Give back the records below exactly, every one, with no pictures.

[Begin DATA SHOWN]

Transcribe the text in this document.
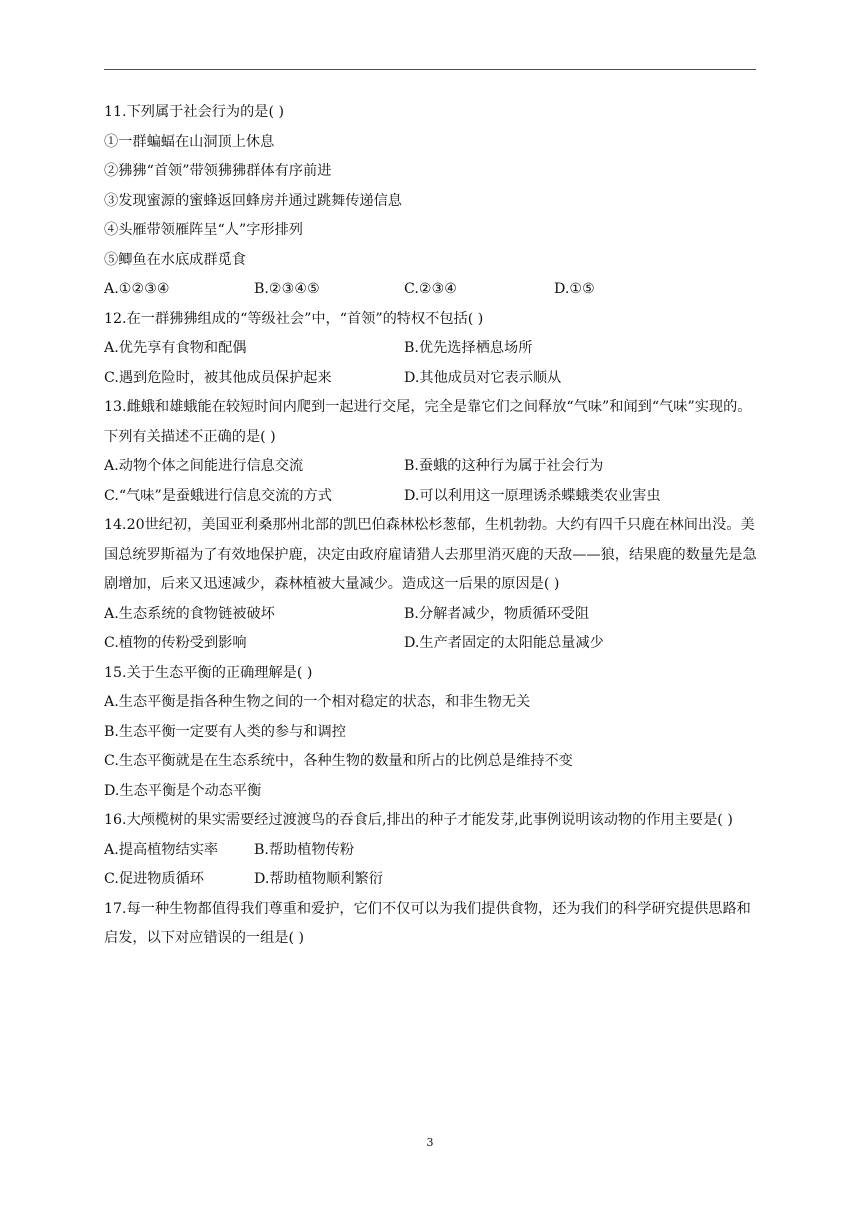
11.下列属于社会行为的是( )
①一群蝙蝠在山洞顶上休息
②狒狒“首领”带领狒狒群体有序前进
③发现蜜源的蜜蜂返回蜂房并通过跳舞传递信息
④头雁带领雁阵呈“人”字形排列
⑤鲫鱼在水底成群觅食
A.①②③④	B.②③④⑤	C.②③④	D.①⑤
12.在一群狒狒组成的“等级社会”中，“首领”的特权不包括( )
A.优先享有食物和配偶	B.优先选择栖息场所
C.遇到危险时，被其他成员保护起来	D.其他成员对它表示顺从
13.雌蛾和雄蛾能在较短时间内爬到一起进行交尾，完全是靠它们之间释放“气味”和闻到“气味”实现的。下列有关描述不正确的是( )
A.动物个体之间能进行信息交流	B.蚕蛾的这种行为属于社会行为
C.“气味”是蚕蛾进行信息交流的方式	D.可以利用这一原理诱杀蝶蛾类农业害虫
14.20世纪初，美国亚利桑那州北部的凯巴伯森林松杉葱郁，生机勃勃。大约有四千只鹿在林间出没。美国总统罗斯福为了有效地保护鹿，决定由政府雇请猎人去那里消灭鹿的天敌——狼，结果鹿的数量先是急剧增加，后来又迅速减少，森林植被大量减少。造成这一后果的原因是( )
A.生态系统的食物链被破坏	B.分解者减少，物质循环受阻
C.植物的传粉受到影响	D.生产者固定的太阳能总量减少
15.关于生态平衡的正确理解是( )
A.生态平衡是指各种生物之间的一个相对稳定的状态，和非生物无关
B.生态平衡一定要有人类的参与和调控
C.生态平衡就是在生态系统中，各种生物的数量和所占的比例总是维持不变
D.生态平衡是个动态平衡
16.大颅榄树的果实需要经过渡渡鸟的吞食后,排出的种子才能发芽,此事例说明该动物的作用主要是( )
A.提高植物结实率	B.帮助植物传粉
C.促进物质循环	D.帮助植物顺利繁衍
17.每一种生物都值得我们尊重和爱护，它们不仅可以为我们提供食物，还为我们的科学研究提供思路和启发，以下对应错误的一组是( )
3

[End DATA SHOWN]

SOLUTION FOR THIS EXERCISE:
Transcribe the text in this document.
11.下列属于社会行为的是( )
①一群蝙蝠在山洞顶上休息
②狒狒“首领”带领狒狒群体有序前进
③发现蜜源的蜜蜂返回蜂房并通过跳舞传递信息
④头雁带领雁阵呈“人”字形排列
⑤鲫鱼在水底成群觅食
A.①②③④	B.②③④⑤	C.②③④	D.①⑤
12.在一群狒狒组成的“等级社会”中，“首领”的特权不包括( )
A.优先享有食物和配偶	B.优先选择栖息场所
C.遇到危险时，被其他成员保护起来	D.其他成员对它表示顺从
13.雌蛾和雄蛾能在较短时间内爬到一起进行交尾，完全是靠它们之间释放“气味”和闻到“气味”实现的。下列有关描述不正确的是( )
A.动物个体之间能进行信息交流	B.蚕蛾的这种行为属于社会行为
C.“气味”是蚕蛾进行信息交流的方式	D.可以利用这一原理诱杀蝶蛾类农业害虫
14.20世纪初，美国亚利桑那州北部的凯巴伯森林松杉葱郁，生机勃勃。大约有四千只鹿在林间出没。美国总统罗斯福为了有效地保护鹿，决定由政府雇请猎人去那里消灭鹿的天敌——狼，结果鹿的数量先是急剧增加，后来又迅速减少，森林植被大量减少。造成这一后果的原因是( )
A.生态系统的食物链被破坏	B.分解者减少，物质循环受阻
C.植物的传粉受到影响	D.生产者固定的太阳能总量减少
15.关于生态平衡的正确理解是( )
A.生态平衡是指各种生物之间的一个相对稳定的状态，和非生物无关
B.生态平衡一定要有人类的参与和调控
C.生态平衡就是在生态系统中，各种生物的数量和所占的比例总是维持不变
D.生态平衡是个动态平衡
16.大颅榄树的果实需要经过渡渡鸟的吞食后,排出的种子才能发芽,此事例说明该动物的作用主要是( )
A.提高植物结实率	B.帮助植物传粉
C.促进物质循环	D.帮助植物顺利繁衍
17.每一种生物都值得我们尊重和爱护，它们不仅可以为我们提供食物，还为我们的科学研究提供思路和启发，以下对应错误的一组是( )
3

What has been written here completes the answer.